[START OF Data excerpts]
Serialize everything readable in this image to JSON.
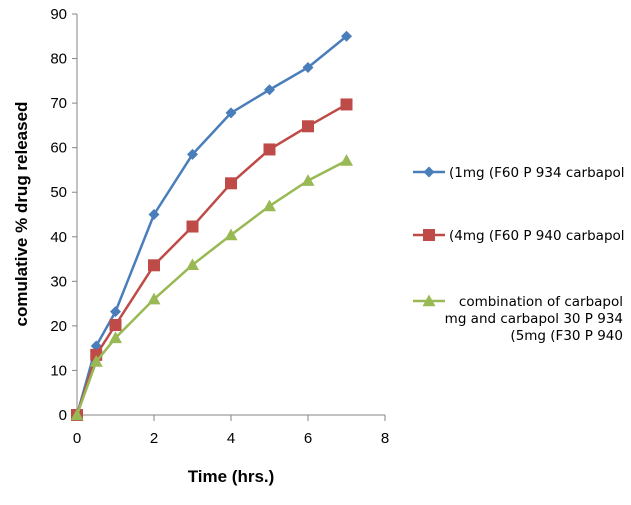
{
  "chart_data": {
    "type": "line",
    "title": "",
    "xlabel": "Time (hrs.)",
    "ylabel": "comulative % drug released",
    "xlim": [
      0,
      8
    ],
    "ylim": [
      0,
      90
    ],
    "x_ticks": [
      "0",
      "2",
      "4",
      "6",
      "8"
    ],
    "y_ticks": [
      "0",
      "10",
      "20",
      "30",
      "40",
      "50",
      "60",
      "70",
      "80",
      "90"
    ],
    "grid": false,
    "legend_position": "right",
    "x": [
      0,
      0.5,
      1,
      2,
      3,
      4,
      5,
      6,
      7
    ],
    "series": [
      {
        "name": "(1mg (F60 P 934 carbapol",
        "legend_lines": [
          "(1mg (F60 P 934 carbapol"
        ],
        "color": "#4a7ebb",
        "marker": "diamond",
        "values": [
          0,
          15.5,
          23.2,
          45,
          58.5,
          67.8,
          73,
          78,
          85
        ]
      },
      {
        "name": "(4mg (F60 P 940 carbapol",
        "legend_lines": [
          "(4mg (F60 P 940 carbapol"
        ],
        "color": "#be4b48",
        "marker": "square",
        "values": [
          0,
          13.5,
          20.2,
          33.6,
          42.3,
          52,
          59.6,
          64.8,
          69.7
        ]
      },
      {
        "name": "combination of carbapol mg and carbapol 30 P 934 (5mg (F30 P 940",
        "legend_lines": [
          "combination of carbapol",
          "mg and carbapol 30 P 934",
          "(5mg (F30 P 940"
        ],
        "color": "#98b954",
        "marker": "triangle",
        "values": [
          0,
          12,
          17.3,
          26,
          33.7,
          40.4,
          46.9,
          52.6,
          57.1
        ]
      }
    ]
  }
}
[END OF Data excerpts]
* Task requirements: All entries are to be retyped exactly. Omit any embedded images.

* Output of the exercise:
Serialize everything readable in this image to JSON.
{
  "chart_data": {
    "type": "line",
    "title": "",
    "xlabel": "Time (hrs.)",
    "ylabel": "comulative % drug released",
    "xlim": [
      0,
      8
    ],
    "ylim": [
      0,
      90
    ],
    "x_ticks": [
      "0",
      "2",
      "4",
      "6",
      "8"
    ],
    "y_ticks": [
      "0",
      "10",
      "20",
      "30",
      "40",
      "50",
      "60",
      "70",
      "80",
      "90"
    ],
    "grid": false,
    "legend_position": "right",
    "x": [
      0,
      0.5,
      1,
      2,
      3,
      4,
      5,
      6,
      7
    ],
    "series": [
      {
        "name": "(1mg (F60 P 934 carbapol",
        "legend_lines": [
          "(1mg (F60 P 934 carbapol"
        ],
        "color": "#4a7ebb",
        "marker": "diamond",
        "values": [
          0,
          15.5,
          23.2,
          45,
          58.5,
          67.8,
          73,
          78,
          85
        ]
      },
      {
        "name": "(4mg (F60 P 940 carbapol",
        "legend_lines": [
          "(4mg (F60 P 940 carbapol"
        ],
        "color": "#be4b48",
        "marker": "square",
        "values": [
          0,
          13.5,
          20.2,
          33.6,
          42.3,
          52,
          59.6,
          64.8,
          69.7
        ]
      },
      {
        "name": "combination of carbapol mg and carbapol 30 P 934 (5mg (F30 P 940",
        "legend_lines": [
          "combination of carbapol",
          "mg and carbapol 30 P 934",
          "(5mg (F30 P 940"
        ],
        "color": "#98b954",
        "marker": "triangle",
        "values": [
          0,
          12,
          17.3,
          26,
          33.7,
          40.4,
          46.9,
          52.6,
          57.1
        ]
      }
    ]
  }
}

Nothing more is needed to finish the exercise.